### EXTRAIT À LIRE
• • •
Certains courageux se risquent à vouloir franchir des portes, souvent fermées, et se retrouvent face à des non-dits. “Ce qui se passe en prison, reste en prison”, adage le plus fréquemment utilisé à titre de justification.
Et puis il y a ceux qui témoignent, rares bouteilles à la mer balancées avec rage ou dépit avant un suicide ou une nouvelle condamnation. Olivier M. était de ceux-là. A 31 ans il s’est jeté d’un pont alors qu’il était en semi-liberté après 12 ans de détention pour le meurtre de sa petite amie. Il a laissé derrière lui des enregistrements audio, comme derniers mots d’un condamné, révélant la pression psychologique et les méthodes peu conventionnelles des gardiens.
A croire que les détenus de Champ-Dollon (Genève) se sont passés le mot : plusieurs rixes et blessés en une semaine, de quoi alerter politiques et médias. Premier constat, la surpopulation. Pour 376 places, la prison accueille près de 850 détenus, faute de places ailleurs. Soit plus du double de sa capacité d’accueil. Les esprits s’échauffent, les journaux en parlent, mais toujours avec une certaine retenue et peu de précisions. Comme si la distance entre la liberté et les barreaux était trop importante, quasiment infranchissable.
• • •
### ENTRÉES FOURNIES
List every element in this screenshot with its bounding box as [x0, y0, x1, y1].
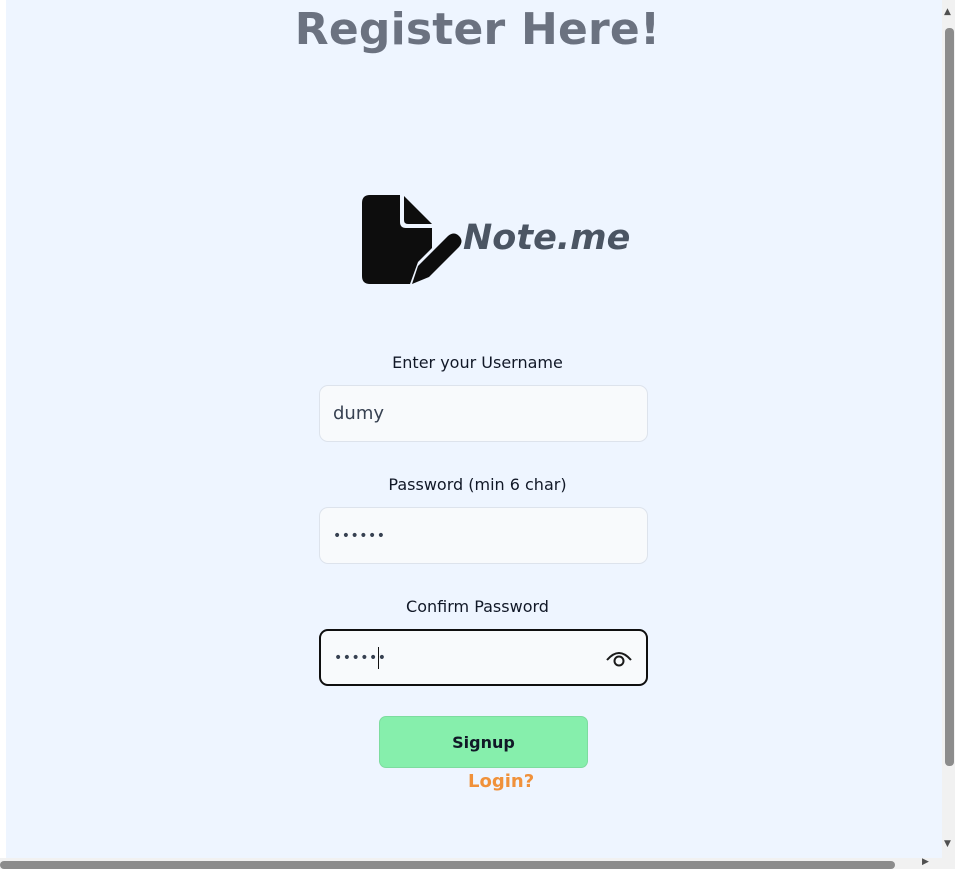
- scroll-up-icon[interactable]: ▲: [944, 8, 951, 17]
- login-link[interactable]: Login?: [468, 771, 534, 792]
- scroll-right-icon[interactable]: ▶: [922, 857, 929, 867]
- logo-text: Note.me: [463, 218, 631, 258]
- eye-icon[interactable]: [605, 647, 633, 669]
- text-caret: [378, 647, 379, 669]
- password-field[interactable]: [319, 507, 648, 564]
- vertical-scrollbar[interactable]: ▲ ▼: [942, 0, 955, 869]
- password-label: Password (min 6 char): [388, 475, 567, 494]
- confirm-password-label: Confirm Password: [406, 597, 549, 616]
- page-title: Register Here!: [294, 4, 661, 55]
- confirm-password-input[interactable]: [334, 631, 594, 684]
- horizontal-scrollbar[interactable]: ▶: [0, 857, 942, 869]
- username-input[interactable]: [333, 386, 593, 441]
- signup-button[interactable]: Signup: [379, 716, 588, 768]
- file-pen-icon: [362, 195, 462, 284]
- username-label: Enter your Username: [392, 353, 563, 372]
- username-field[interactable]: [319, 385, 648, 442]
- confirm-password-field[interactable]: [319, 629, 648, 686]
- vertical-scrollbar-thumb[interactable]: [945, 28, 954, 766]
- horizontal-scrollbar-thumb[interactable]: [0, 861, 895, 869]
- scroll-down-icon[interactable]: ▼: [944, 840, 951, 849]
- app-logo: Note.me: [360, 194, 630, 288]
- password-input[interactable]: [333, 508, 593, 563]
• • •
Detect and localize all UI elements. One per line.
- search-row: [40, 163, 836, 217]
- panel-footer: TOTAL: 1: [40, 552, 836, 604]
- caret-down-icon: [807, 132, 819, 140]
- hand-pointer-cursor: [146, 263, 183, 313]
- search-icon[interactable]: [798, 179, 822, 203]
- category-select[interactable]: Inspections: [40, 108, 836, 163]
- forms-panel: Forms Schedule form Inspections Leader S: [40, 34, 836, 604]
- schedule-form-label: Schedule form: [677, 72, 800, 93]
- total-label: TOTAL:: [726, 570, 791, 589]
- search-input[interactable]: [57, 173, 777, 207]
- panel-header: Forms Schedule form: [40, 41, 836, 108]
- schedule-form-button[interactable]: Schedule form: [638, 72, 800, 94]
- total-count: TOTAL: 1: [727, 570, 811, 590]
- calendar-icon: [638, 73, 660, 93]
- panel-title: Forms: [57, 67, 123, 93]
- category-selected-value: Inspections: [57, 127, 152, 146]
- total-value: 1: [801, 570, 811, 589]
• • •
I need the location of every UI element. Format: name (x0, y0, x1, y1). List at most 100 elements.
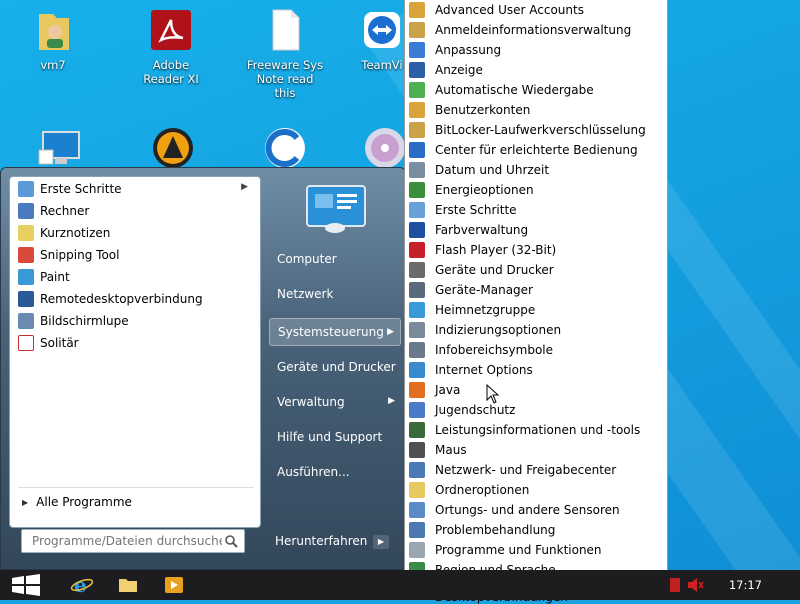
• • •
### EXERCICE 1
Relevez dans l'extrait sur la prison tous les nombres écrits en chiffres, dans leur ordre d'apparition.
### EXERCICE 2
Reproduisez à l'identique les lignes des entrées, en partant de la ligne qui contient « List every element » et en terminant après la ligne qui contient « - scroll-right-icon[interactable]: ▶: [922, 857, 929, 867] ». Omettez les images.

### RÉPONSE ATTENDUE 1
31, 12, 376, 850

### RÉPONSE ATTENDUE 2
List every element in this screenshot with its bounding box as [x0, y0, x1, y1].
- scroll-up-icon[interactable]: ▲: [944, 8, 951, 17]
- login-link[interactable]: Login?: [468, 771, 534, 792]
- scroll-right-icon[interactable]: ▶: [922, 857, 929, 867]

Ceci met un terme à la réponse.